GIVEN PROBLEM>
Which lines contain the word "значок"? Return each of them as written.

[start DATA PROVIDED]

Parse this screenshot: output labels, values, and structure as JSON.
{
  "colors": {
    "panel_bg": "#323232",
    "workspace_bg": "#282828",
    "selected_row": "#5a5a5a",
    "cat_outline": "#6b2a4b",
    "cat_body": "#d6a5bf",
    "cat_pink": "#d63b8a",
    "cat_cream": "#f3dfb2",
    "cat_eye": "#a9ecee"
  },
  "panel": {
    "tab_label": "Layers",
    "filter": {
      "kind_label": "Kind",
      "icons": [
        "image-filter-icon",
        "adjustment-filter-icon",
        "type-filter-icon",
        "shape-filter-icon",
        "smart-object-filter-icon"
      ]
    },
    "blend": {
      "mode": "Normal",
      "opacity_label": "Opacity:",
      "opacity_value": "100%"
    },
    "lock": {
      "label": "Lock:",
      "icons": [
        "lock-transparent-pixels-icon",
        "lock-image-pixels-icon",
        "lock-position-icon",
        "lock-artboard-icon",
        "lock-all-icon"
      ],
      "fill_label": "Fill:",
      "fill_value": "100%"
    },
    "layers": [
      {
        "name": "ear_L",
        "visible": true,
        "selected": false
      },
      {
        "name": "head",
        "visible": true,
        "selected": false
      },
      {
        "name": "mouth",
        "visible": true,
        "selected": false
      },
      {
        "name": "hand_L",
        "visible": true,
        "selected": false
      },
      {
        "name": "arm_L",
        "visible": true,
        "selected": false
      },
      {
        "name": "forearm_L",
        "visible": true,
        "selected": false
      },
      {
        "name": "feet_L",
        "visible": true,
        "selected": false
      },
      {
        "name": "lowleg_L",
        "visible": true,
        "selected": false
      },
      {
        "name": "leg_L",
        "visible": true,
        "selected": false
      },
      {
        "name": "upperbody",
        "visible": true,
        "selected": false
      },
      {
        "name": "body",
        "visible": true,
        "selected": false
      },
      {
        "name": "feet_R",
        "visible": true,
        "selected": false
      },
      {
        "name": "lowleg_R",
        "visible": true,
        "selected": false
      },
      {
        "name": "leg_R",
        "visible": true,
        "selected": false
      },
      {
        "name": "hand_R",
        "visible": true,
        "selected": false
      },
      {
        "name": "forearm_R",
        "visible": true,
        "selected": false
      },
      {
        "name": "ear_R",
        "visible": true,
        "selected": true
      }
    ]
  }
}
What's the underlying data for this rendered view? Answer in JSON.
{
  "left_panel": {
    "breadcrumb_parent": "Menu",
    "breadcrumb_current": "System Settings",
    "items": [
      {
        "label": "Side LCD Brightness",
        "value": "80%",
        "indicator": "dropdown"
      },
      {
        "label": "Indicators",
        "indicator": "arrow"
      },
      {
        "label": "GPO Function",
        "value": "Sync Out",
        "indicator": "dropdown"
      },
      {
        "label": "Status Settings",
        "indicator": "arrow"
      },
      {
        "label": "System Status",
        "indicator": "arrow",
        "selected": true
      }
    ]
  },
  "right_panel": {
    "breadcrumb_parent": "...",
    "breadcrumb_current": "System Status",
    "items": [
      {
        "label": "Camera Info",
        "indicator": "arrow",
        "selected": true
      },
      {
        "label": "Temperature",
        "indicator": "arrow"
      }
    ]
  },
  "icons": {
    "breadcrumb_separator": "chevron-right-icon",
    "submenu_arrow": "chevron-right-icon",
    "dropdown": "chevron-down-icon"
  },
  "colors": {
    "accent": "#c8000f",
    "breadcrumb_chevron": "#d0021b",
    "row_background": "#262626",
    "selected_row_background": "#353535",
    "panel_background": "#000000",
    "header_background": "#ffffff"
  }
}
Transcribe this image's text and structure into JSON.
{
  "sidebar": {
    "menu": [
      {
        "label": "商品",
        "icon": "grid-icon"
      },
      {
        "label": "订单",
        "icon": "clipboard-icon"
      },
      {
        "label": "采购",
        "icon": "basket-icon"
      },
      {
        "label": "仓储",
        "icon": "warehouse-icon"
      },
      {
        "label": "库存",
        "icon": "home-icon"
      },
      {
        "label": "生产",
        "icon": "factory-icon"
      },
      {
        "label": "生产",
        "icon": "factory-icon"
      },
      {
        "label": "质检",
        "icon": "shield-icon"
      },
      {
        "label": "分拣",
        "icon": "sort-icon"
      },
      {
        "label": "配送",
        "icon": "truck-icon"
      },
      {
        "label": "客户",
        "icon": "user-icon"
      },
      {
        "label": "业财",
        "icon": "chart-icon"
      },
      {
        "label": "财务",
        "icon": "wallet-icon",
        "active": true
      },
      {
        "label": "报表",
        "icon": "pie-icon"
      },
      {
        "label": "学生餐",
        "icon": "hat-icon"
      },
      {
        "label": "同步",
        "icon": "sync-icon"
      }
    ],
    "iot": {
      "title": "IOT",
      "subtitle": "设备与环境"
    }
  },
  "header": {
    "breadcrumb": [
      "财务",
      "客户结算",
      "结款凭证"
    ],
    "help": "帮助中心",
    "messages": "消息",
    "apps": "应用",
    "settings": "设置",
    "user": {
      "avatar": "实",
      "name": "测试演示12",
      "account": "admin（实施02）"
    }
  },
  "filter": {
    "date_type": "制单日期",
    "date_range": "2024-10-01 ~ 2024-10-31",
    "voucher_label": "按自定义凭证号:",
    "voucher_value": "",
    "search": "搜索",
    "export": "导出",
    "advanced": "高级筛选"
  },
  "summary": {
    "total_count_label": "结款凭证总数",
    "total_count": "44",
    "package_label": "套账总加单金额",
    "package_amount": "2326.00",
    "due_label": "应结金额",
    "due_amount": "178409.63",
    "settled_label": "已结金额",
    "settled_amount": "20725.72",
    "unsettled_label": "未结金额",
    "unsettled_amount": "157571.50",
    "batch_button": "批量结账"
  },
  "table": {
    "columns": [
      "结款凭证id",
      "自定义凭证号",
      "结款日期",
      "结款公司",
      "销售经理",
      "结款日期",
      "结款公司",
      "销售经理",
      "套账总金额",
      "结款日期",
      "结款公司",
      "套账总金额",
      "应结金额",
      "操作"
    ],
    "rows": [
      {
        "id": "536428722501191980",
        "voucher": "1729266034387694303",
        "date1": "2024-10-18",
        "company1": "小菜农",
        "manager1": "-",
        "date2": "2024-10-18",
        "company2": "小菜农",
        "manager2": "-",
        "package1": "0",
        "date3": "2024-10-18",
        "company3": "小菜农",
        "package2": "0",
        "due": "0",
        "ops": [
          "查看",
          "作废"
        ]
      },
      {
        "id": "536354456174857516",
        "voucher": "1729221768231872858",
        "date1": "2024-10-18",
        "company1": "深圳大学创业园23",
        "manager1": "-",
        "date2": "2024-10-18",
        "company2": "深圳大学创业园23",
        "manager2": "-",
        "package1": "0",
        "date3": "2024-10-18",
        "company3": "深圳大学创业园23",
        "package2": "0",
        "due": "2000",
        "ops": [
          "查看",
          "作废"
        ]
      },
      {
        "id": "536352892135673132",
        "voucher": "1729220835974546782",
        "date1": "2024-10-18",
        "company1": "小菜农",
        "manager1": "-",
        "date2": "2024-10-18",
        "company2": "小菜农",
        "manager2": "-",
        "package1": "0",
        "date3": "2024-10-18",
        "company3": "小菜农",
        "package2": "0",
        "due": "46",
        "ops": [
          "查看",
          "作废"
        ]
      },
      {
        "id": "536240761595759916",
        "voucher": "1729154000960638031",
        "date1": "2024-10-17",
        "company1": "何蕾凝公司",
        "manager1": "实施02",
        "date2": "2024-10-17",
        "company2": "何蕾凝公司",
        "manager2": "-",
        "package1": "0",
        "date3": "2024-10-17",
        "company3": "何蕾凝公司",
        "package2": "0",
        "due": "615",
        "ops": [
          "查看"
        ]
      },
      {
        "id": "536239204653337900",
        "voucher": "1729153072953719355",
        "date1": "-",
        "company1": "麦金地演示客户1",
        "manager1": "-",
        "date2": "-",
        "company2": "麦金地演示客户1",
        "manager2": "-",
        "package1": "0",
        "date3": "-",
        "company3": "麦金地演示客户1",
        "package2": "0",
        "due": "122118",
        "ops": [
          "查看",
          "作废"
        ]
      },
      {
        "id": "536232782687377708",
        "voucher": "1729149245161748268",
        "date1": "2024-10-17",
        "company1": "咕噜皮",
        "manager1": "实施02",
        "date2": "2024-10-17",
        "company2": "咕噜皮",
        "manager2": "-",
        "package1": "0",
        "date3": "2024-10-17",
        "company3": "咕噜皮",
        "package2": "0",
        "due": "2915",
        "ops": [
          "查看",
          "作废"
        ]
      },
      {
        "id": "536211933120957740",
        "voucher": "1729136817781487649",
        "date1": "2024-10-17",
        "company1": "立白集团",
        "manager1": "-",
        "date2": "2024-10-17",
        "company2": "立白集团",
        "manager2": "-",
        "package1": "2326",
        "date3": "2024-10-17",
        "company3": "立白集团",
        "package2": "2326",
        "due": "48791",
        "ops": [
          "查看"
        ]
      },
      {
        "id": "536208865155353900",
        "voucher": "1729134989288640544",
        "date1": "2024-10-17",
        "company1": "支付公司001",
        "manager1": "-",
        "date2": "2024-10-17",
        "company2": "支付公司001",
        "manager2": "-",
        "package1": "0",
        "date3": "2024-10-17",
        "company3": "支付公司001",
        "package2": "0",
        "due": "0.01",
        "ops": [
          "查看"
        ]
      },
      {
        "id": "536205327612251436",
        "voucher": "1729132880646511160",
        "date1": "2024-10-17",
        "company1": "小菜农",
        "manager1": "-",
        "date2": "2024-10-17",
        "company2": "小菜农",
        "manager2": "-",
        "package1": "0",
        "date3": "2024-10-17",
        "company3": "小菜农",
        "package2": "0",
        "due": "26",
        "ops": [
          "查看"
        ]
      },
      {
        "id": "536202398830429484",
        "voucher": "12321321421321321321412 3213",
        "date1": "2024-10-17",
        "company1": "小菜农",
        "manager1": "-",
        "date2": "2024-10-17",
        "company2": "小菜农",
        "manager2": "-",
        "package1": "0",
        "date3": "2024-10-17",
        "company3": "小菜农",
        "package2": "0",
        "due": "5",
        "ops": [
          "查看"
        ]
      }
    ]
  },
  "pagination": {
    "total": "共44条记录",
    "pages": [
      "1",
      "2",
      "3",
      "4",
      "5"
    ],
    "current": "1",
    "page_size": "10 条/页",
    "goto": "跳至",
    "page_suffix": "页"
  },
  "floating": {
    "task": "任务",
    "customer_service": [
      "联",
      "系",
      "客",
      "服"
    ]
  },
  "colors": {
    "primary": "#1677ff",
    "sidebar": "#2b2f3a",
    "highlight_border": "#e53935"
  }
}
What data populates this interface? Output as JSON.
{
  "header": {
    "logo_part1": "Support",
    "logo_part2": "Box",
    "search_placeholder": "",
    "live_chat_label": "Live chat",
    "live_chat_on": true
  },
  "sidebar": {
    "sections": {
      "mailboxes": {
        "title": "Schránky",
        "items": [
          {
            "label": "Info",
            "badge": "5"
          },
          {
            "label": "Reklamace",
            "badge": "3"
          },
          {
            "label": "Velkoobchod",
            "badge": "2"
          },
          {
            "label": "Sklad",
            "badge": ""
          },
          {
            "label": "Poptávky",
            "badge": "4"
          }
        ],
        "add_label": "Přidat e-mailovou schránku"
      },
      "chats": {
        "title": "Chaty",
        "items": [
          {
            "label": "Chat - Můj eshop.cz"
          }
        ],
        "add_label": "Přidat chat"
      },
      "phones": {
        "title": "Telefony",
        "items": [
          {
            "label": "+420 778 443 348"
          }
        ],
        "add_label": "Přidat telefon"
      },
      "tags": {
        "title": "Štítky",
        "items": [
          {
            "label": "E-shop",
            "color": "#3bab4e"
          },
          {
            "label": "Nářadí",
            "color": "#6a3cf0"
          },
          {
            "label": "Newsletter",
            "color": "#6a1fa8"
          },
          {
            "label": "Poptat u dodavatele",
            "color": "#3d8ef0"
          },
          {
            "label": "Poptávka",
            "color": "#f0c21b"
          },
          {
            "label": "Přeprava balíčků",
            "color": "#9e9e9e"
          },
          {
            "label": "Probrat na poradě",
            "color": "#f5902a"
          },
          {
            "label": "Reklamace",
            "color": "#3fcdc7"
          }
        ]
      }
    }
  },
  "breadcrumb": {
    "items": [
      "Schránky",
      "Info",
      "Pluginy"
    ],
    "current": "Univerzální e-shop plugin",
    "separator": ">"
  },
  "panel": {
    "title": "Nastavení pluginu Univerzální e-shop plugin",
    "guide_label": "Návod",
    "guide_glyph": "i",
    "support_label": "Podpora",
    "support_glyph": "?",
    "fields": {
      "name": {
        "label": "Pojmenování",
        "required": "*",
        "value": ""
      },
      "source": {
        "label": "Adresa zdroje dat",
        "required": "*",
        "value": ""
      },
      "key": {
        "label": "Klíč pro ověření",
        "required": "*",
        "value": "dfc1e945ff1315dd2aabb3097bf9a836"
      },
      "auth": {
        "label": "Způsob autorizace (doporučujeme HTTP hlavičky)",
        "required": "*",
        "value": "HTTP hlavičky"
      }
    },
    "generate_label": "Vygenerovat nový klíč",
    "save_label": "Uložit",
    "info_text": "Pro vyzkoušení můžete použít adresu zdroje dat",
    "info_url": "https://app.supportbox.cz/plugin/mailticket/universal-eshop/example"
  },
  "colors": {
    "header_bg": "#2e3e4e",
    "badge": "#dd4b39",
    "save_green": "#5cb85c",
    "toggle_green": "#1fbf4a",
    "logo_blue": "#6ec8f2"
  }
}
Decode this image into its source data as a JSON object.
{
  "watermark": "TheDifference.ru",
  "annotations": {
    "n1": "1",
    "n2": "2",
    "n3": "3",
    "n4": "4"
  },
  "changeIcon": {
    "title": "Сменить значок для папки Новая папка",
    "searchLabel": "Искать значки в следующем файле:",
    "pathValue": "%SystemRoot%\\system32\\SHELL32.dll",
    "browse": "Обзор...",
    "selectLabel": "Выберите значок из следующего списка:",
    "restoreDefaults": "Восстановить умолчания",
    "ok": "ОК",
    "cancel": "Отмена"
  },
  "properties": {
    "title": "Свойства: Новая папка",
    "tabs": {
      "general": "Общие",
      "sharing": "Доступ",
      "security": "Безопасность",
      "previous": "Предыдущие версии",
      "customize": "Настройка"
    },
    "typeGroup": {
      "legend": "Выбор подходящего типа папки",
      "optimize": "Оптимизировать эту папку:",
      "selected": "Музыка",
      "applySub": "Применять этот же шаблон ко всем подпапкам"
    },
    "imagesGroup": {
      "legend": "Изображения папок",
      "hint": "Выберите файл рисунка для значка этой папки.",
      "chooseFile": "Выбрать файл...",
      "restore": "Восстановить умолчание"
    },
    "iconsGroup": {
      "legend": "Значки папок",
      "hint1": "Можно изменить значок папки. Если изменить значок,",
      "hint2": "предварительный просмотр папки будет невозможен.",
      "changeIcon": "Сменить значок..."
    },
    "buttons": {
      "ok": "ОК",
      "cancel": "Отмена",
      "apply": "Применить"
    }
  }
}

[end DATA PROVIDED]

RESULT BELOW>
    "title": "Сменить значок для папки Новая папка",
    "selectLabel": "Выберите значок из следующего списка:",
      "hint1": "Можно изменить значок папки. Если изменить значок,",
      "changeIcon": "Сменить значок..."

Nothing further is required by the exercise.